#### [What the task asks]
Could you print all the entries below exactly as they appear, omitting the pictures?

[Dataset rows about figures]
☆ ☆ ☆ ☆
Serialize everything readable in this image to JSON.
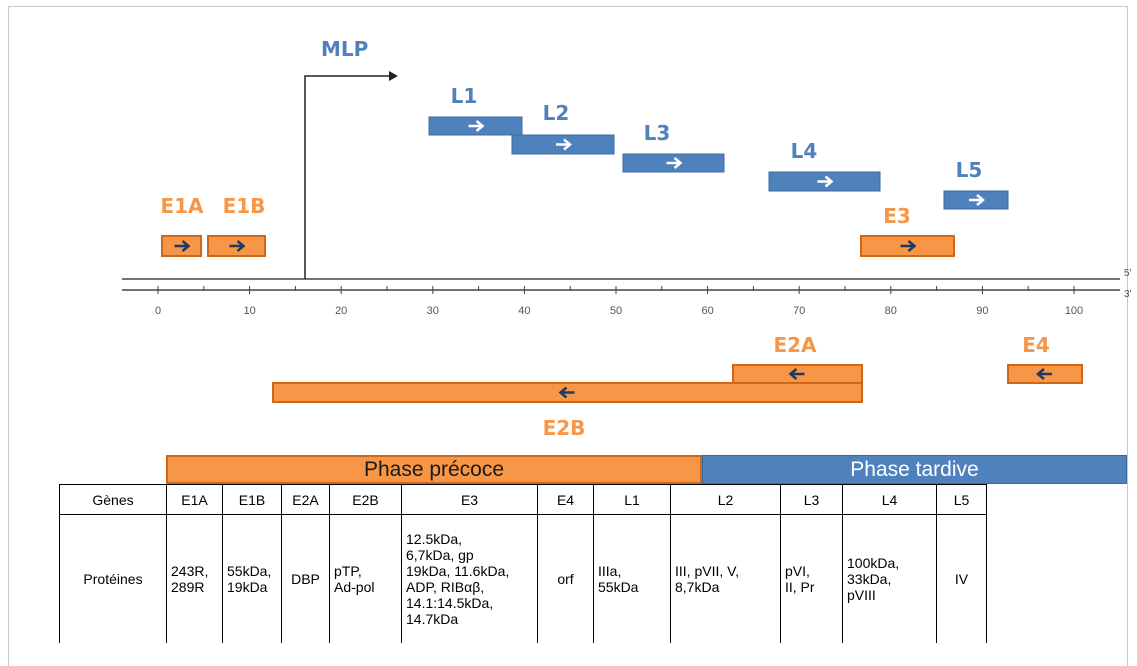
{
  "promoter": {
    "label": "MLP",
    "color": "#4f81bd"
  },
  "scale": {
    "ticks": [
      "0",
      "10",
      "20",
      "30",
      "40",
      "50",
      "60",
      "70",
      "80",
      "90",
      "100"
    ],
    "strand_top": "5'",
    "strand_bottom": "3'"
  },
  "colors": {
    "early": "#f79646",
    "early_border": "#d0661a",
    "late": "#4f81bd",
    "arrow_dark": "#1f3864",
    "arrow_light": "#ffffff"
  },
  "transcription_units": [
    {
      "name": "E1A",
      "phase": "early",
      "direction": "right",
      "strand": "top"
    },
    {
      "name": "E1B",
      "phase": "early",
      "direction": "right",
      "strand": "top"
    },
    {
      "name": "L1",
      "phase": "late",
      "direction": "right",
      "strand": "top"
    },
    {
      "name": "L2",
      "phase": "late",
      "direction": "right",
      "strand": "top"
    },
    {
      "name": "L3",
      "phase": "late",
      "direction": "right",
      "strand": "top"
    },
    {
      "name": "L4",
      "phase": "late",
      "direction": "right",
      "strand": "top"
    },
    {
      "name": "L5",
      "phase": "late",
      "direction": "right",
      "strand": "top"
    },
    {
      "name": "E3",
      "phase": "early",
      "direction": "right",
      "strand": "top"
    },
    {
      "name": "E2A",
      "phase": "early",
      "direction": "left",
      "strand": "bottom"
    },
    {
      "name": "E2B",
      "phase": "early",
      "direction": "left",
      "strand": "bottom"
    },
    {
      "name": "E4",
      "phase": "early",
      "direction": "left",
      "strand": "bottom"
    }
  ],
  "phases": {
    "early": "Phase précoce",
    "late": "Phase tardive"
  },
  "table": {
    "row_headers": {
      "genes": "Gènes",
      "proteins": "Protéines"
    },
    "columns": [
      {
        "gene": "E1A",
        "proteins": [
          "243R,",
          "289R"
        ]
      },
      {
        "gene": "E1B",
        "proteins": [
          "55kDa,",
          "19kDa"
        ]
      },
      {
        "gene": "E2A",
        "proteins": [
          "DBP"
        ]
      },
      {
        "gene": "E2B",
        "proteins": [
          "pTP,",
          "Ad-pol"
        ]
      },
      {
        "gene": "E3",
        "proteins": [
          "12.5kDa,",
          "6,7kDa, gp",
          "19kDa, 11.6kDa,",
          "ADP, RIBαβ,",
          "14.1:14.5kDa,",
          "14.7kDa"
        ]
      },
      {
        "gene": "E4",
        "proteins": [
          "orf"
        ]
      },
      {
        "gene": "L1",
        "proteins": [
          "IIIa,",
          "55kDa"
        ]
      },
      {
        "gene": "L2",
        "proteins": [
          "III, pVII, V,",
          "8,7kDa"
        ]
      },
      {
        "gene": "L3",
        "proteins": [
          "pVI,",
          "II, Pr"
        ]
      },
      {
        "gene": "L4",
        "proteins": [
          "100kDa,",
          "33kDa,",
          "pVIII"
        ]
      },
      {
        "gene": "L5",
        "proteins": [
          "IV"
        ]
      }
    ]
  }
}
☆ ☆ ☆ ☆
#### [Answer box]
Serialize everything readable in this image to JSON.
{
  "promoter": {
    "label": "MLP",
    "color": "#4f81bd"
  },
  "scale": {
    "ticks": [
      "0",
      "10",
      "20",
      "30",
      "40",
      "50",
      "60",
      "70",
      "80",
      "90",
      "100"
    ],
    "strand_top": "5'",
    "strand_bottom": "3'"
  },
  "colors": {
    "early": "#f79646",
    "early_border": "#d0661a",
    "late": "#4f81bd",
    "arrow_dark": "#1f3864",
    "arrow_light": "#ffffff"
  },
  "transcription_units": [
    {
      "name": "E1A",
      "phase": "early",
      "direction": "right",
      "strand": "top"
    },
    {
      "name": "E1B",
      "phase": "early",
      "direction": "right",
      "strand": "top"
    },
    {
      "name": "L1",
      "phase": "late",
      "direction": "right",
      "strand": "top"
    },
    {
      "name": "L2",
      "phase": "late",
      "direction": "right",
      "strand": "top"
    },
    {
      "name": "L3",
      "phase": "late",
      "direction": "right",
      "strand": "top"
    },
    {
      "name": "L4",
      "phase": "late",
      "direction": "right",
      "strand": "top"
    },
    {
      "name": "L5",
      "phase": "late",
      "direction": "right",
      "strand": "top"
    },
    {
      "name": "E3",
      "phase": "early",
      "direction": "right",
      "strand": "top"
    },
    {
      "name": "E2A",
      "phase": "early",
      "direction": "left",
      "strand": "bottom"
    },
    {
      "name": "E2B",
      "phase": "early",
      "direction": "left",
      "strand": "bottom"
    },
    {
      "name": "E4",
      "phase": "early",
      "direction": "left",
      "strand": "bottom"
    }
  ],
  "phases": {
    "early": "Phase précoce",
    "late": "Phase tardive"
  },
  "table": {
    "row_headers": {
      "genes": "Gènes",
      "proteins": "Protéines"
    },
    "columns": [
      {
        "gene": "E1A",
        "proteins": [
          "243R,",
          "289R"
        ]
      },
      {
        "gene": "E1B",
        "proteins": [
          "55kDa,",
          "19kDa"
        ]
      },
      {
        "gene": "E2A",
        "proteins": [
          "DBP"
        ]
      },
      {
        "gene": "E2B",
        "proteins": [
          "pTP,",
          "Ad-pol"
        ]
      },
      {
        "gene": "E3",
        "proteins": [
          "12.5kDa,",
          "6,7kDa, gp",
          "19kDa, 11.6kDa,",
          "ADP, RIBαβ,",
          "14.1:14.5kDa,",
          "14.7kDa"
        ]
      },
      {
        "gene": "E4",
        "proteins": [
          "orf"
        ]
      },
      {
        "gene": "L1",
        "proteins": [
          "IIIa,",
          "55kDa"
        ]
      },
      {
        "gene": "L2",
        "proteins": [
          "III, pVII, V,",
          "8,7kDa"
        ]
      },
      {
        "gene": "L3",
        "proteins": [
          "pVI,",
          "II, Pr"
        ]
      },
      {
        "gene": "L4",
        "proteins": [
          "100kDa,",
          "33kDa,",
          "pVIII"
        ]
      },
      {
        "gene": "L5",
        "proteins": [
          "IV"
        ]
      }
    ]
  }
}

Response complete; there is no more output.